[begin Data provided]

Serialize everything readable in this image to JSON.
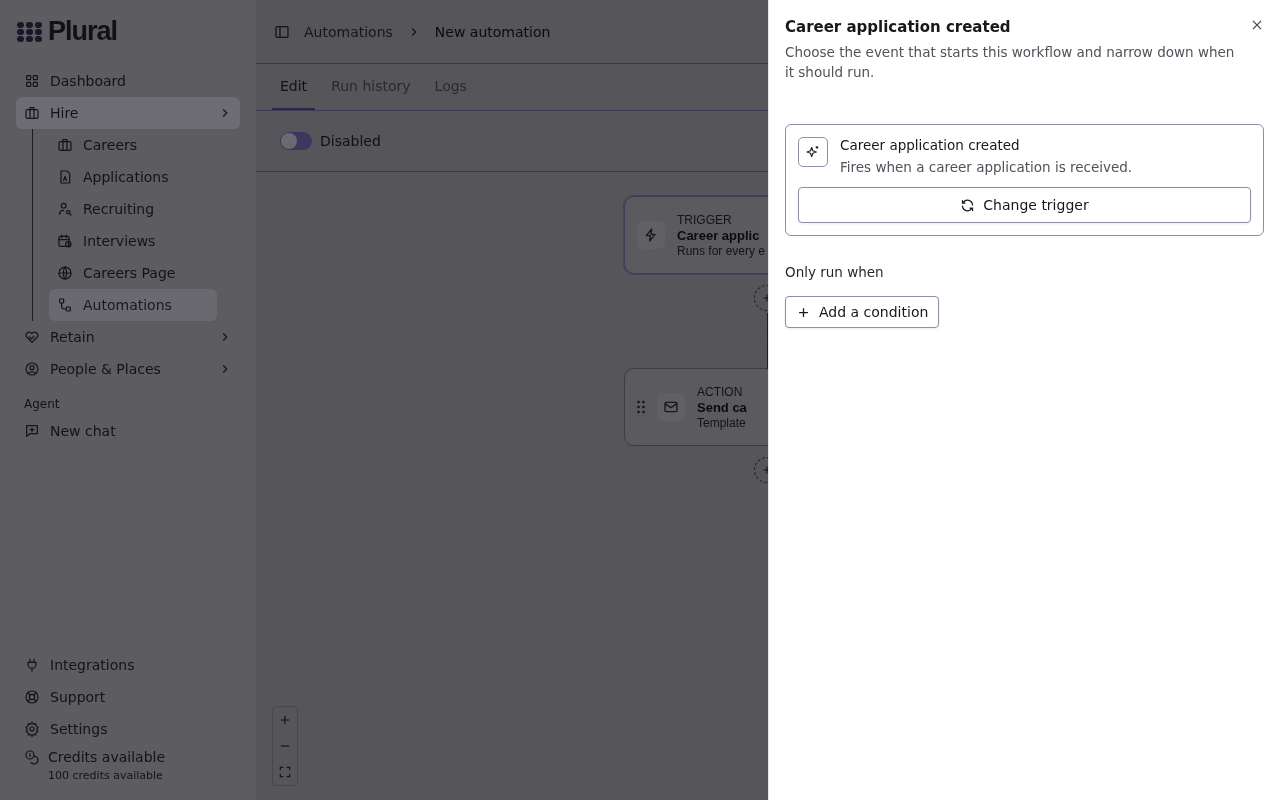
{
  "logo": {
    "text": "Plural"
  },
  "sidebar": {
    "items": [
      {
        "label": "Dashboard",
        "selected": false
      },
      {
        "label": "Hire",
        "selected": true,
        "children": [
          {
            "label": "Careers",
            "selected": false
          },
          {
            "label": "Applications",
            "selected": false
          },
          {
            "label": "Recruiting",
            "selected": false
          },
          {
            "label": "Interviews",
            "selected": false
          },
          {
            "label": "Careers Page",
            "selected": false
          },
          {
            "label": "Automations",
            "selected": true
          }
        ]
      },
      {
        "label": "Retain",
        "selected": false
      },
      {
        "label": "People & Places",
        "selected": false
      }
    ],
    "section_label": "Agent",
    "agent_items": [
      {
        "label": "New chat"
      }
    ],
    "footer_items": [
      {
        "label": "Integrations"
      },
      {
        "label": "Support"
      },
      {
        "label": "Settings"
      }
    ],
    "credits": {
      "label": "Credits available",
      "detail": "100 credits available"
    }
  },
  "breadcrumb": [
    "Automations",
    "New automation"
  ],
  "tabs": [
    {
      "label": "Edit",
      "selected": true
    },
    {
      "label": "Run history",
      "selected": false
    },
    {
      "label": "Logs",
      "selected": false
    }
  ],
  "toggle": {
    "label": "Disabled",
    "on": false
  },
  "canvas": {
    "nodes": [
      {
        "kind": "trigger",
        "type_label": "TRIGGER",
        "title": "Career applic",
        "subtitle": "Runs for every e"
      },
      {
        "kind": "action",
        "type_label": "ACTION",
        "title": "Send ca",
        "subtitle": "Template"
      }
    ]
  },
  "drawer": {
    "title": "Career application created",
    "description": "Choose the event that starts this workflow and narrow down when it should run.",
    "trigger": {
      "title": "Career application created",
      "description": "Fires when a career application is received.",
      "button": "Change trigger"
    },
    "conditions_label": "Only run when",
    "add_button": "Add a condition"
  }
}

[end Data provided]

Written task:
Search the data above for the string "when" and copy each line that has it.

Expected output:
    "description": "Choose the event that starts this workflow and narrow down when it should run.",
      "description": "Fires when a career application is received.",
    "conditions_label": "Only run when",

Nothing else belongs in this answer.